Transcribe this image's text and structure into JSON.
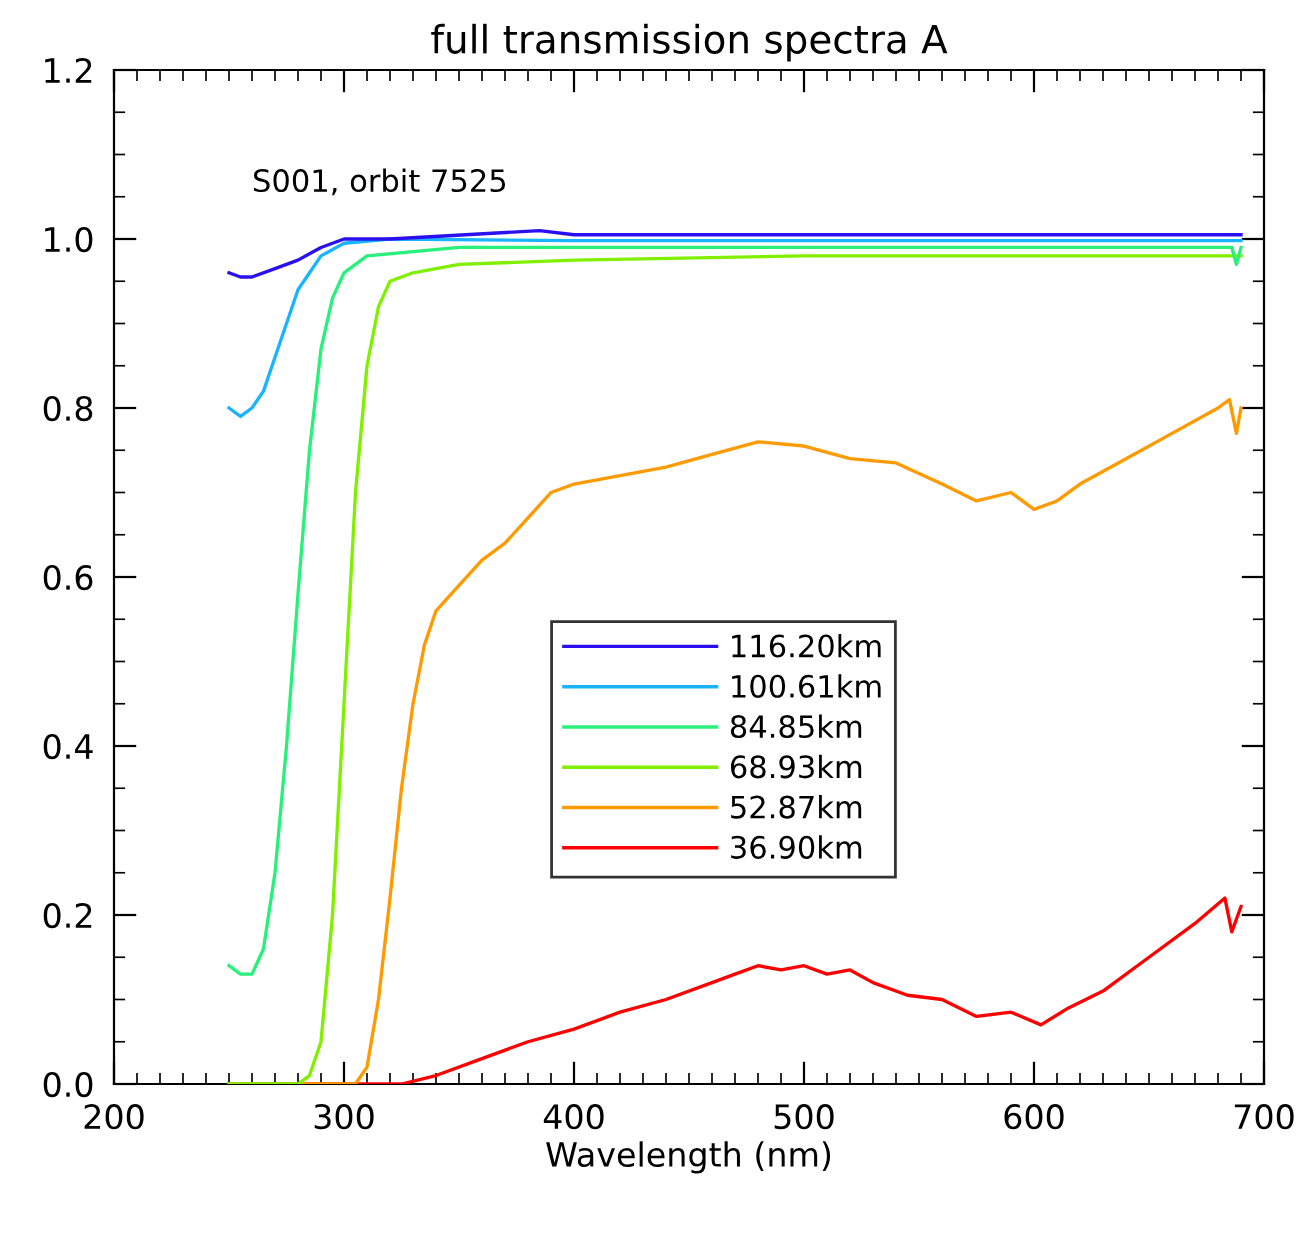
{
  "chart_data": {
    "type": "line",
    "title": "full transmission spectra A",
    "xlabel": "Wavelength (nm)",
    "annotations": [
      "S001, orbit 7525"
    ],
    "xlim": [
      200,
      700
    ],
    "xticks": [
      200,
      300,
      400,
      500,
      600,
      700
    ],
    "ylim": [
      0,
      1.2
    ],
    "yticks": [
      {
        "value": 0,
        "label": "0.0"
      },
      0.2,
      0.4,
      0.6,
      0.8,
      {
        "value": 1,
        "label": "1.0"
      },
      1.2
    ],
    "grid": false,
    "legend": "center",
    "marker": "none",
    "line_style": "solid",
    "series": [
      {
        "name": "116.20km",
        "color": "#2a10f0",
        "x": [
          250,
          255,
          260,
          270,
          280,
          290,
          300,
          320,
          385,
          400,
          500,
          600,
          690
        ],
        "values": [
          0.96,
          0.955,
          0.955,
          0.965,
          0.975,
          0.99,
          1.0,
          1.0,
          1.01,
          1.005,
          1.005,
          1.005,
          1.005
        ]
      },
      {
        "name": "100.61km",
        "color": "#19b4ff",
        "x": [
          250,
          255,
          260,
          265,
          270,
          275,
          280,
          290,
          300,
          320,
          400,
          500,
          600,
          690
        ],
        "values": [
          0.8,
          0.79,
          0.8,
          0.82,
          0.86,
          0.9,
          0.94,
          0.98,
          0.995,
          1.0,
          0.998,
          0.998,
          0.998,
          0.998
        ]
      },
      {
        "name": "84.85km",
        "color": "#29f07a",
        "x": [
          250,
          255,
          260,
          265,
          270,
          275,
          280,
          285,
          290,
          295,
          300,
          310,
          350,
          400,
          500,
          600,
          686,
          688,
          690
        ],
        "values": [
          0.14,
          0.13,
          0.13,
          0.16,
          0.25,
          0.4,
          0.58,
          0.75,
          0.87,
          0.93,
          0.96,
          0.98,
          0.99,
          0.99,
          0.99,
          0.99,
          0.99,
          0.97,
          0.99
        ]
      },
      {
        "name": "68.93km",
        "color": "#80f000",
        "x": [
          250,
          280,
          285,
          290,
          295,
          300,
          305,
          310,
          315,
          320,
          330,
          350,
          400,
          500,
          600,
          690
        ],
        "values": [
          0.0,
          0.0,
          0.01,
          0.05,
          0.2,
          0.45,
          0.7,
          0.85,
          0.92,
          0.95,
          0.96,
          0.97,
          0.975,
          0.98,
          0.98,
          0.98
        ]
      },
      {
        "name": "52.87km",
        "color": "#ff9a00",
        "x": [
          250,
          305,
          310,
          315,
          320,
          325,
          330,
          335,
          340,
          350,
          360,
          370,
          380,
          390,
          400,
          420,
          440,
          460,
          480,
          500,
          520,
          540,
          560,
          575,
          590,
          600,
          610,
          620,
          640,
          660,
          680,
          685,
          688,
          690
        ],
        "values": [
          0.0,
          0.0,
          0.02,
          0.1,
          0.22,
          0.35,
          0.45,
          0.52,
          0.56,
          0.59,
          0.62,
          0.64,
          0.67,
          0.7,
          0.71,
          0.72,
          0.73,
          0.745,
          0.76,
          0.755,
          0.74,
          0.735,
          0.71,
          0.69,
          0.7,
          0.68,
          0.69,
          0.71,
          0.74,
          0.77,
          0.8,
          0.81,
          0.77,
          0.8
        ]
      },
      {
        "name": "36.90km",
        "color": "#ff0000",
        "x": [
          250,
          325,
          340,
          360,
          380,
          400,
          420,
          440,
          460,
          470,
          480,
          490,
          500,
          510,
          520,
          530,
          545,
          560,
          575,
          590,
          603,
          615,
          630,
          650,
          670,
          683,
          686,
          690
        ],
        "values": [
          0.0,
          0.0,
          0.01,
          0.03,
          0.05,
          0.065,
          0.085,
          0.1,
          0.12,
          0.13,
          0.14,
          0.135,
          0.14,
          0.13,
          0.135,
          0.12,
          0.105,
          0.1,
          0.08,
          0.085,
          0.07,
          0.09,
          0.11,
          0.15,
          0.19,
          0.22,
          0.18,
          0.21
        ]
      }
    ]
  }
}
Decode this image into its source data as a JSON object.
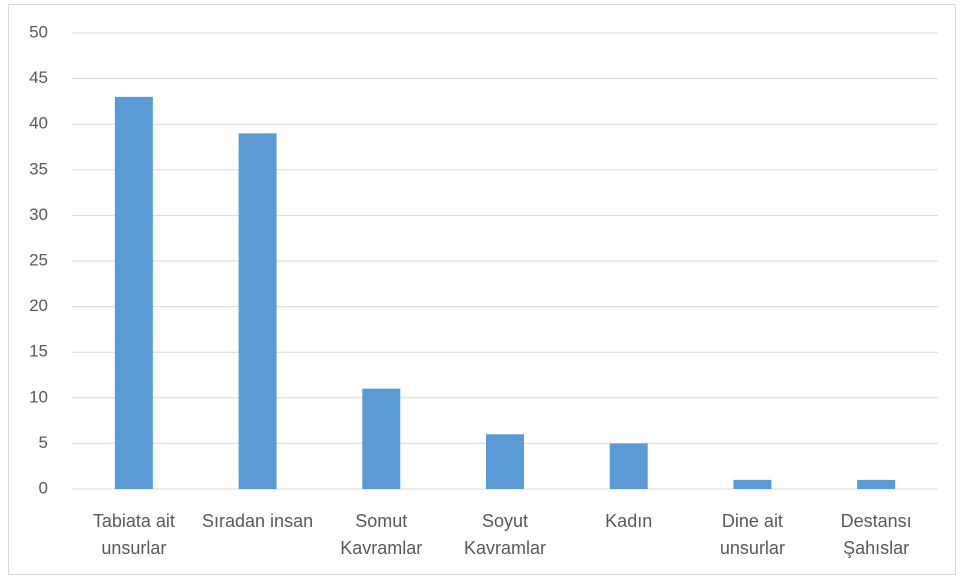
{
  "chart_data": {
    "type": "bar",
    "categories": [
      "Tabiata ait unsurlar",
      "Sıradan insan",
      "Somut Kavramlar",
      "Soyut Kavramlar",
      "Kadın",
      "Dine ait unsurlar",
      "Destansı Şahıslar"
    ],
    "values": [
      43,
      39,
      11,
      6,
      5,
      1,
      1
    ],
    "color": "#5b9bd5",
    "ylim": [
      0,
      50
    ],
    "yticks": [
      0,
      5,
      10,
      15,
      20,
      25,
      30,
      35,
      40,
      45,
      50
    ],
    "grid": true
  }
}
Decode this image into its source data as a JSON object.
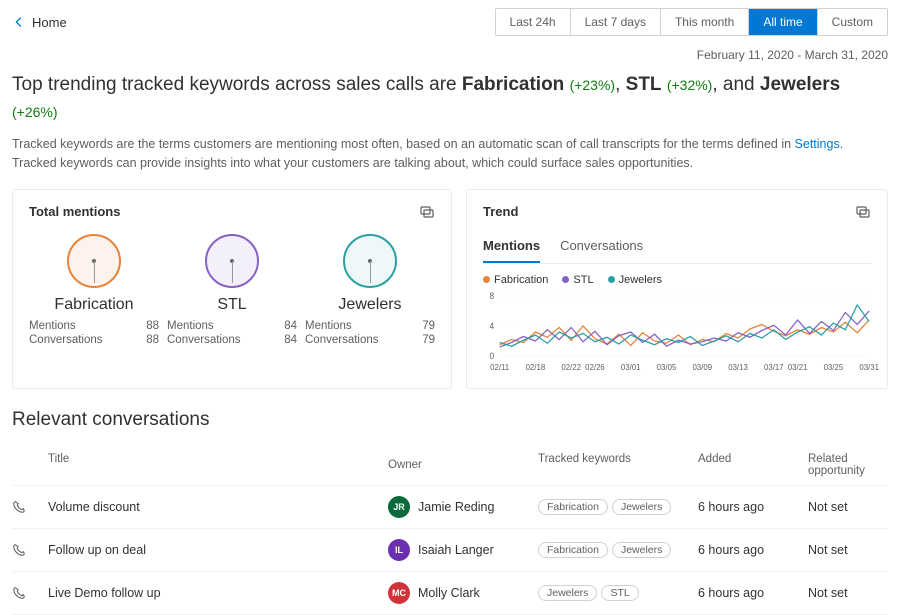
{
  "nav": {
    "home": "Home"
  },
  "timeFilters": {
    "options": [
      "Last 24h",
      "Last 7 days",
      "This month",
      "All time",
      "Custom"
    ],
    "active": 3
  },
  "dateRange": "February 11, 2020 - March 31, 2020",
  "headline": {
    "prefix": "Top trending tracked keywords across sales calls are ",
    "kw1": "Fabrication",
    "pct1": "(+23%)",
    "sep1": ", ",
    "kw2": "STL",
    "pct2": "(+32%)",
    "sep2": ", and ",
    "kw3": "Jewelers",
    "pct3": "(+26%)"
  },
  "description": {
    "line1a": "Tracked keywords are the terms customers are mentioning most often, based on an automatic scan of call transcripts for the terms defined in ",
    "settingsLink": "Settings",
    "line1b": ".",
    "line2": "Tracked keywords can provide insights into what your customers are talking about, which could surface sales opportunities."
  },
  "totalMentions": {
    "title": "Total mentions",
    "labels": {
      "mentions": "Mentions",
      "conversations": "Conversations"
    },
    "items": [
      {
        "name": "Fabrication",
        "mentions": "88",
        "conversations": "88",
        "color": "#e8833a",
        "bg": "#fdf3ec"
      },
      {
        "name": "STL",
        "mentions": "84",
        "conversations": "84",
        "color": "#8661c5",
        "bg": "#f4f0fa"
      },
      {
        "name": "Jewelers",
        "mentions": "79",
        "conversations": "79",
        "color": "#2aa0a4",
        "bg": "#eef8f8"
      }
    ]
  },
  "trend": {
    "title": "Trend",
    "tabs": [
      "Mentions",
      "Conversations"
    ],
    "activeTab": 0,
    "legend": [
      {
        "label": "Fabrication",
        "color": "#e8833a"
      },
      {
        "label": "STL",
        "color": "#8661c5"
      },
      {
        "label": "Jewelers",
        "color": "#2aa0a4"
      }
    ],
    "chart": {
      "yTicks": [
        "8",
        "4",
        "0"
      ],
      "xTicks": [
        "02/11",
        "02/18",
        "02/22",
        "02/26",
        "03/01",
        "03/05",
        "03/09",
        "03/13",
        "03/17",
        "03/21",
        "03/25",
        "03/31"
      ],
      "ylim": [
        0,
        8
      ],
      "series": {
        "fabrication": [
          1.5,
          2.2,
          1.8,
          3.2,
          2.5,
          3.8,
          2.1,
          4.0,
          2.3,
          1.6,
          2.9,
          1.4,
          3.1,
          2.0,
          1.7,
          2.8,
          1.5,
          2.2,
          1.9,
          3.0,
          2.4,
          3.6,
          4.2,
          3.3,
          2.7,
          3.5,
          2.9,
          3.8,
          3.2,
          4.5,
          3.1,
          4.8
        ],
        "stl": [
          1.2,
          1.8,
          2.6,
          2.0,
          3.5,
          2.2,
          3.8,
          1.9,
          3.3,
          1.5,
          2.7,
          3.2,
          1.8,
          2.9,
          1.3,
          2.1,
          1.6,
          1.9,
          2.4,
          2.0,
          3.1,
          2.5,
          3.4,
          4.1,
          2.8,
          4.8,
          3.0,
          4.6,
          3.4,
          5.8,
          4.2,
          6.0
        ],
        "jewelers": [
          1.8,
          1.3,
          2.1,
          2.8,
          1.7,
          3.2,
          2.4,
          3.0,
          1.9,
          2.5,
          1.6,
          2.8,
          2.1,
          1.5,
          2.3,
          1.8,
          2.6,
          1.4,
          2.0,
          2.7,
          1.9,
          3.0,
          2.4,
          3.5,
          2.2,
          3.2,
          3.9,
          2.8,
          4.4,
          3.5,
          6.8,
          4.6
        ]
      },
      "colors": {
        "fabrication": "#e8833a",
        "stl": "#8661c5",
        "jewelers": "#2aa0a4"
      }
    }
  },
  "conversations": {
    "title": "Relevant conversations",
    "columns": {
      "title": "Title",
      "owner": "Owner",
      "keywords": "Tracked keywords",
      "added": "Added",
      "opportunity": "Related opportunity"
    },
    "rows": [
      {
        "title": "Volume discount",
        "owner": "Jamie Reding",
        "initials": "JR",
        "avatarColor": "#0b6a3c",
        "keywords": [
          "Fabrication",
          "Jewelers"
        ],
        "added": "6 hours ago",
        "opportunity": "Not set"
      },
      {
        "title": "Follow up on deal",
        "owner": "Isaiah Langer",
        "initials": "IL",
        "avatarColor": "#6b2fb3",
        "keywords": [
          "Fabrication",
          "Jewelers"
        ],
        "added": "6 hours ago",
        "opportunity": "Not set"
      },
      {
        "title": "Live Demo follow up",
        "owner": "Molly Clark",
        "initials": "MC",
        "avatarColor": "#d13438",
        "keywords": [
          "Jewelers",
          "STL"
        ],
        "added": "6 hours ago",
        "opportunity": "Not set"
      }
    ]
  }
}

● SHORT TASK:
Respond with nothing but the number of lines in the entries that contain the string "avatarColor".

● SOLUTION TO THIS TASK:
3